• _WHAT YOU SHOULD DO_: Return all the data below as it stands, minus the pictures.

• _ENTRIES_:
··········

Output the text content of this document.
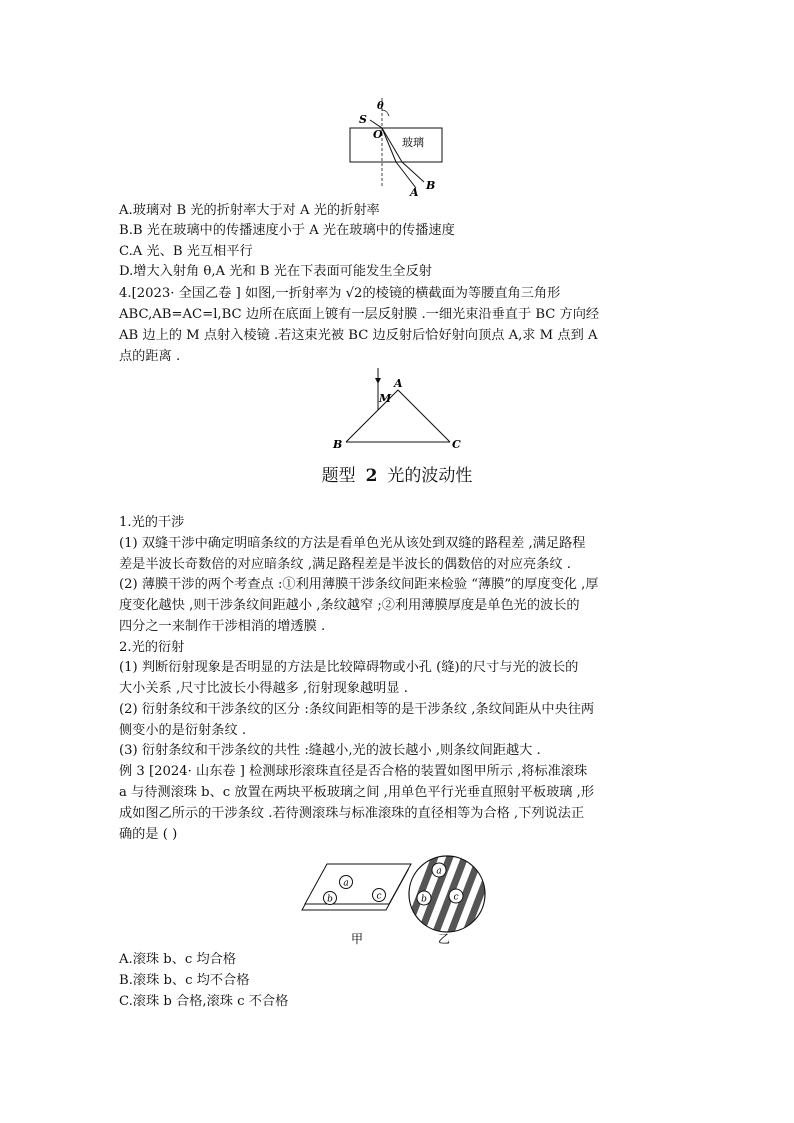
S
θ
O
玻璃
A
B
A.玻璃对 B 光的折射率大于对 A 光的折射率
B.B 光在玻璃中的传播速度小于 A 光在玻璃中的传播速度
C.A 光、B 光互相平行
D.增大入射角 θ,A 光和 B 光在下表面可能发生全反射
4.[2023· 全国乙卷 ] 如图,一折射率为 √2的棱镜的横截面为等腰直角三角形
ABC,AB=AC=l,BC 边所在底面上镀有一层反射膜 .一细光束沿垂直于 BC 方向经
AB 边上的 M 点射入棱镜 .若这束光被 BC 边反射后恰好射向顶点 A,求 M 点到 A
点的距离 .
A
M
B	C
题型 2 光的波动性
1.光的干涉
(1) 双缝干涉中确定明暗条纹的方法是看单色光从该处到双缝的路程差 ,满足路程
差是半波长奇数倍的对应暗条纹 ,满足路程差是半波长的偶数倍的对应亮条纹 .
(2) 薄膜干涉的两个考查点 :①利用薄膜干涉条纹间距来检验 “薄膜”的厚度变化 ,厚
度变化越快 ,则干涉条纹间距越小 ,条纹越窄 ;②利用薄膜厚度是单色光的波长的
四分之一来制作干涉相消的增透膜 .
2.光的衍射
(1) 判断衍射现象是否明显的方法是比较障碍物或小孔 (缝)的尺寸与光的波长的
大小关系 ,尺寸比波长小得越多 ,衍射现象越明显 .
(2) 衍射条纹和干涉条纹的区分 :条纹间距相等的是干涉条纹 ,条纹间距从中央往两
侧变小的是衍射条纹 .
(3) 衍射条纹和干涉条纹的共性 :缝越小,光的波长越小 ,则条纹间距越大 .
例 3 [2024· 山东卷 ] 检测球形滚珠直径是否合格的装置如图甲所示 ,将标准滚珠
a 与待测滚珠 b、c 放置在两块平板玻璃之间 ,用单色平行光垂直照射平板玻璃 ,形
成如图乙所示的干涉条纹 .若待测滚珠与标准滚珠的直径相等为合格 ,下列说法正
确的是 ( )
a
b	c
a
b	c
甲	乙
A.滚珠 b、c 均合格
B.滚珠 b、c 均不合格
C.滚珠 b 合格,滚珠 c 不合格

··········

• _SOLUTION TO THIS EXERCISE_:
Output the text content of this document.
S
θ
O
玻璃
A
B
A.玻璃对 B 光的折射率大于对 A 光的折射率
B.B 光在玻璃中的传播速度小于 A 光在玻璃中的传播速度
C.A 光、B 光互相平行
D.增大入射角 θ,A 光和 B 光在下表面可能发生全反射
4.[2023· 全国乙卷 ] 如图,一折射率为 √2的棱镜的横截面为等腰直角三角形
ABC,AB=AC=l,BC 边所在底面上镀有一层反射膜 .一细光束沿垂直于 BC 方向经
AB 边上的 M 点射入棱镜 .若这束光被 BC 边反射后恰好射向顶点 A,求 M 点到 A
点的距离 .
A
M
B	C
题型 2 光的波动性
1.光的干涉
(1) 双缝干涉中确定明暗条纹的方法是看单色光从该处到双缝的路程差 ,满足路程
差是半波长奇数倍的对应暗条纹 ,满足路程差是半波长的偶数倍的对应亮条纹 .
(2) 薄膜干涉的两个考查点 :①利用薄膜干涉条纹间距来检验 “薄膜”的厚度变化 ,厚
度变化越快 ,则干涉条纹间距越小 ,条纹越窄 ;②利用薄膜厚度是单色光的波长的
四分之一来制作干涉相消的增透膜 .
2.光的衍射
(1) 判断衍射现象是否明显的方法是比较障碍物或小孔 (缝)的尺寸与光的波长的
大小关系 ,尺寸比波长小得越多 ,衍射现象越明显 .
(2) 衍射条纹和干涉条纹的区分 :条纹间距相等的是干涉条纹 ,条纹间距从中央往两
侧变小的是衍射条纹 .
(3) 衍射条纹和干涉条纹的共性 :缝越小,光的波长越小 ,则条纹间距越大 .
例 3 [2024· 山东卷 ] 检测球形滚珠直径是否合格的装置如图甲所示 ,将标准滚珠
a 与待测滚珠 b、c 放置在两块平板玻璃之间 ,用单色平行光垂直照射平板玻璃 ,形
成如图乙所示的干涉条纹 .若待测滚珠与标准滚珠的直径相等为合格 ,下列说法正
确的是 ( )
a
b	c
a
b	c
甲	乙
A.滚珠 b、c 均合格
B.滚珠 b、c 均不合格
C.滚珠 b 合格,滚珠 c 不合格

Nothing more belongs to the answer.